Figure contents as structured data:
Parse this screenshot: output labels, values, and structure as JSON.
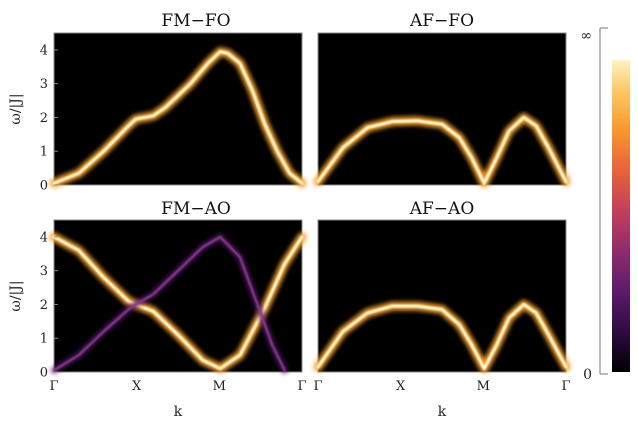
{
  "chart_data": [
    {
      "type": "heatmap",
      "title": "FM−FO",
      "ylabel": "ω/|J|",
      "xlabel": "",
      "x_ticks": [],
      "y_ticks": [
        "0",
        "1",
        "2",
        "3",
        "4"
      ],
      "ylim": [
        0,
        4.5
      ],
      "background": "#000000",
      "branches": [
        {
          "intensity": 0.85,
          "width": 0.12,
          "points": [
            [
              0,
              0.05
            ],
            [
              0.1,
              0.35
            ],
            [
              0.2,
              1.0
            ],
            [
              0.3,
              1.75
            ],
            [
              0.33,
              1.95
            ],
            [
              0.4,
              2.05
            ],
            [
              0.45,
              2.3
            ],
            [
              0.55,
              3.0
            ],
            [
              0.62,
              3.6
            ],
            [
              0.67,
              3.95
            ],
            [
              0.7,
              3.9
            ],
            [
              0.75,
              3.6
            ],
            [
              0.8,
              2.8
            ],
            [
              0.85,
              1.8
            ],
            [
              0.9,
              1.0
            ],
            [
              0.95,
              0.35
            ],
            [
              1.0,
              0.05
            ]
          ]
        }
      ]
    },
    {
      "type": "heatmap",
      "title": "AF−FO",
      "ylabel": "",
      "xlabel": "",
      "x_ticks": [],
      "y_ticks": [],
      "ylim": [
        0,
        4.5
      ],
      "background": "#000000",
      "branches": [
        {
          "intensity": 0.85,
          "width": 0.12,
          "points": [
            [
              0,
              0.1
            ],
            [
              0.1,
              1.1
            ],
            [
              0.2,
              1.7
            ],
            [
              0.3,
              1.88
            ],
            [
              0.4,
              1.9
            ],
            [
              0.5,
              1.8
            ],
            [
              0.57,
              1.4
            ],
            [
              0.62,
              0.8
            ],
            [
              0.67,
              0.05
            ],
            [
              0.72,
              0.8
            ],
            [
              0.77,
              1.6
            ],
            [
              0.83,
              2.0
            ],
            [
              0.88,
              1.75
            ],
            [
              0.93,
              1.1
            ],
            [
              1.0,
              0.1
            ]
          ]
        }
      ]
    },
    {
      "type": "heatmap",
      "title": "FM−AO",
      "ylabel": "ω/|J|",
      "xlabel": "k",
      "x_ticks": [
        "Γ",
        "X",
        "M",
        "Γ"
      ],
      "y_ticks": [
        "0",
        "1",
        "2",
        "3",
        "4"
      ],
      "ylim": [
        0,
        4.5
      ],
      "background": "#000000",
      "branches": [
        {
          "intensity": 0.9,
          "width": 0.12,
          "points": [
            [
              0,
              4.0
            ],
            [
              0.1,
              3.6
            ],
            [
              0.2,
              2.8
            ],
            [
              0.3,
              2.1
            ],
            [
              0.33,
              2.0
            ],
            [
              0.4,
              1.8
            ],
            [
              0.5,
              1.1
            ],
            [
              0.6,
              0.35
            ],
            [
              0.67,
              0.1
            ],
            [
              0.75,
              0.5
            ],
            [
              0.85,
              1.9
            ],
            [
              0.93,
              3.2
            ],
            [
              1.0,
              4.0
            ]
          ]
        },
        {
          "intensity": 0.35,
          "width": 0.12,
          "points": [
            [
              0,
              0.05
            ],
            [
              0.1,
              0.5
            ],
            [
              0.2,
              1.2
            ],
            [
              0.3,
              1.85
            ],
            [
              0.33,
              2.0
            ],
            [
              0.4,
              2.3
            ],
            [
              0.5,
              3.0
            ],
            [
              0.6,
              3.7
            ],
            [
              0.67,
              4.0
            ],
            [
              0.75,
              3.4
            ],
            [
              0.82,
              2.0
            ],
            [
              0.88,
              0.8
            ],
            [
              0.93,
              0.05
            ]
          ]
        }
      ]
    },
    {
      "type": "heatmap",
      "title": "AF−AO",
      "ylabel": "",
      "xlabel": "k",
      "x_ticks": [
        "Γ",
        "X",
        "M",
        "Γ"
      ],
      "y_ticks": [],
      "ylim": [
        0,
        4.5
      ],
      "background": "#000000",
      "branches": [
        {
          "intensity": 0.95,
          "width": 0.12,
          "points": [
            [
              0,
              0.15
            ],
            [
              0.1,
              1.2
            ],
            [
              0.2,
              1.75
            ],
            [
              0.3,
              1.95
            ],
            [
              0.4,
              1.95
            ],
            [
              0.5,
              1.85
            ],
            [
              0.57,
              1.4
            ],
            [
              0.62,
              0.8
            ],
            [
              0.67,
              0.1
            ],
            [
              0.72,
              0.8
            ],
            [
              0.77,
              1.6
            ],
            [
              0.83,
              2.0
            ],
            [
              0.88,
              1.75
            ],
            [
              0.93,
              1.1
            ],
            [
              1.0,
              0.15
            ]
          ]
        }
      ]
    }
  ],
  "colorbar": {
    "top_label": "∞",
    "bottom_label": "0",
    "colormap": [
      "#000000",
      "#2a0b3d",
      "#5a1a6a",
      "#8e2a6e",
      "#c2415a",
      "#e8643a",
      "#f79a2e",
      "#fbc865",
      "#fff2c4"
    ]
  }
}
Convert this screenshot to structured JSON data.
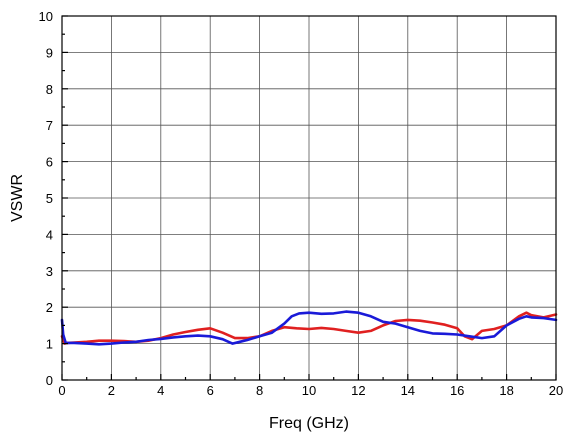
{
  "chart_data": {
    "type": "line",
    "title": "",
    "xlabel": "Freq (GHz)",
    "ylabel": "VSWR",
    "xlim": [
      0,
      20
    ],
    "ylim": [
      0,
      10
    ],
    "xticks": [
      0,
      2,
      4,
      6,
      8,
      10,
      12,
      14,
      16,
      18,
      20
    ],
    "yticks": [
      0,
      1,
      2,
      3,
      4,
      5,
      6,
      7,
      8,
      9,
      10
    ],
    "grid": true,
    "legend": "none",
    "series": [
      {
        "color": "#e02020",
        "x": [
          0,
          0.1,
          0.2,
          0.5,
          1.0,
          1.5,
          2.0,
          2.5,
          3.0,
          3.5,
          4.0,
          4.5,
          5.0,
          5.5,
          6.0,
          6.5,
          7.0,
          7.5,
          8.0,
          8.5,
          9.0,
          9.5,
          10.0,
          10.5,
          11.0,
          11.5,
          12.0,
          12.5,
          13.0,
          13.5,
          14.0,
          14.5,
          15.0,
          15.5,
          16.0,
          16.3,
          16.6,
          17.0,
          17.5,
          18.0,
          18.5,
          18.8,
          19.0,
          19.5,
          20.0
        ],
        "y": [
          1.2,
          1.0,
          1.02,
          1.03,
          1.05,
          1.08,
          1.08,
          1.07,
          1.05,
          1.08,
          1.15,
          1.25,
          1.32,
          1.38,
          1.42,
          1.3,
          1.15,
          1.15,
          1.2,
          1.35,
          1.45,
          1.42,
          1.4,
          1.43,
          1.4,
          1.35,
          1.3,
          1.35,
          1.5,
          1.62,
          1.65,
          1.63,
          1.58,
          1.52,
          1.42,
          1.2,
          1.12,
          1.35,
          1.4,
          1.5,
          1.75,
          1.85,
          1.78,
          1.72,
          1.8
        ]
      },
      {
        "color": "#1a1ad8",
        "x": [
          0,
          0.05,
          0.15,
          0.5,
          1.0,
          1.5,
          2.0,
          2.5,
          3.0,
          3.5,
          4.0,
          4.5,
          5.0,
          5.5,
          6.0,
          6.5,
          6.9,
          7.2,
          7.5,
          8.0,
          8.5,
          9.0,
          9.3,
          9.6,
          10.0,
          10.5,
          11.0,
          11.5,
          12.0,
          12.5,
          13.0,
          13.5,
          14.0,
          14.5,
          15.0,
          15.5,
          16.0,
          16.5,
          17.0,
          17.5,
          18.0,
          18.5,
          18.8,
          19.0,
          19.5,
          20.0
        ],
        "y": [
          1.65,
          1.25,
          1.02,
          1.02,
          1.0,
          0.98,
          1.0,
          1.03,
          1.05,
          1.1,
          1.13,
          1.17,
          1.2,
          1.22,
          1.2,
          1.12,
          1.0,
          1.05,
          1.1,
          1.2,
          1.3,
          1.55,
          1.75,
          1.83,
          1.85,
          1.82,
          1.83,
          1.88,
          1.85,
          1.75,
          1.6,
          1.55,
          1.45,
          1.35,
          1.28,
          1.27,
          1.25,
          1.2,
          1.15,
          1.2,
          1.5,
          1.68,
          1.75,
          1.72,
          1.7,
          1.65
        ]
      }
    ]
  }
}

Required task >> Read the data above. Pull out each line in which the string "intensity" appears.

Written reply >>
          "intensity": 0.85,
          "intensity": 0.85,
          "intensity": 0.9,
          "intensity": 0.35,
          "intensity": 0.95,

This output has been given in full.